— BEGIN —

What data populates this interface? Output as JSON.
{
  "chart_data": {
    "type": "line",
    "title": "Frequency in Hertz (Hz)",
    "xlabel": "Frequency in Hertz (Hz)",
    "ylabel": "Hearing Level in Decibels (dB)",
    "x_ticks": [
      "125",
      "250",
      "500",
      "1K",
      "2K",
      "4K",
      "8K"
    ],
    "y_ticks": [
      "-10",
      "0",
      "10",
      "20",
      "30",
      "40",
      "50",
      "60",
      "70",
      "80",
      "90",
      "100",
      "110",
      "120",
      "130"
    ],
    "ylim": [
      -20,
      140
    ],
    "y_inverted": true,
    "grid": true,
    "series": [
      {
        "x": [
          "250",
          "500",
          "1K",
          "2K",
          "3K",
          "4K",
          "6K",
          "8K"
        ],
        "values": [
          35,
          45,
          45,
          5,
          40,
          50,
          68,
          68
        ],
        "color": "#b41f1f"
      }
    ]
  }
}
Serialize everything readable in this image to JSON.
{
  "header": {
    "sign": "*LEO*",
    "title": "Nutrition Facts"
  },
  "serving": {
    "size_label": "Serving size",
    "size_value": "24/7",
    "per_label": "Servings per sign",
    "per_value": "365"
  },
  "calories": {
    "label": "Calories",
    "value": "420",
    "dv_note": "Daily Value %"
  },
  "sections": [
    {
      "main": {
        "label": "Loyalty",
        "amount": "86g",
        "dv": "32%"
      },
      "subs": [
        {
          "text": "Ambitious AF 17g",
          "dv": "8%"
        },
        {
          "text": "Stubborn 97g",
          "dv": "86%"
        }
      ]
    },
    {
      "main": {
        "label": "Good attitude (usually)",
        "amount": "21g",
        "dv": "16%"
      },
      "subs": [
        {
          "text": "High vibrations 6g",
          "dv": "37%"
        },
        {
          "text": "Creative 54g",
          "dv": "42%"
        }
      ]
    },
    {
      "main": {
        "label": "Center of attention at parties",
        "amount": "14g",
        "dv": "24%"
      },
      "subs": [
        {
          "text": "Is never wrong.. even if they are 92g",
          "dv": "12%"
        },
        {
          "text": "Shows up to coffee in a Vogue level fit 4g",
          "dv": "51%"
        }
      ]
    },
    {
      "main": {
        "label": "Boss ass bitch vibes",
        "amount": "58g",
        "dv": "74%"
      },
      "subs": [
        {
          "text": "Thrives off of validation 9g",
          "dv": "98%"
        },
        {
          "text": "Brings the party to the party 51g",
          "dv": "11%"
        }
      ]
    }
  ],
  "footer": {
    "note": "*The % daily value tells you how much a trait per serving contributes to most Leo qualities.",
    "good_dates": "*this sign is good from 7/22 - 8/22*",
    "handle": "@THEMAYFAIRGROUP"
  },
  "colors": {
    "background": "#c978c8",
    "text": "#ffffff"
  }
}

— END —

§ **SET PROBLEM**
Show the lines that mention the word "this".

§ **WORKED SOLUTION**
What data populates this interface? Output as JSON.
Serialize everything readable in this image to JSON.
    "good_dates": "*this sign is good from 7/22 - 8/22*",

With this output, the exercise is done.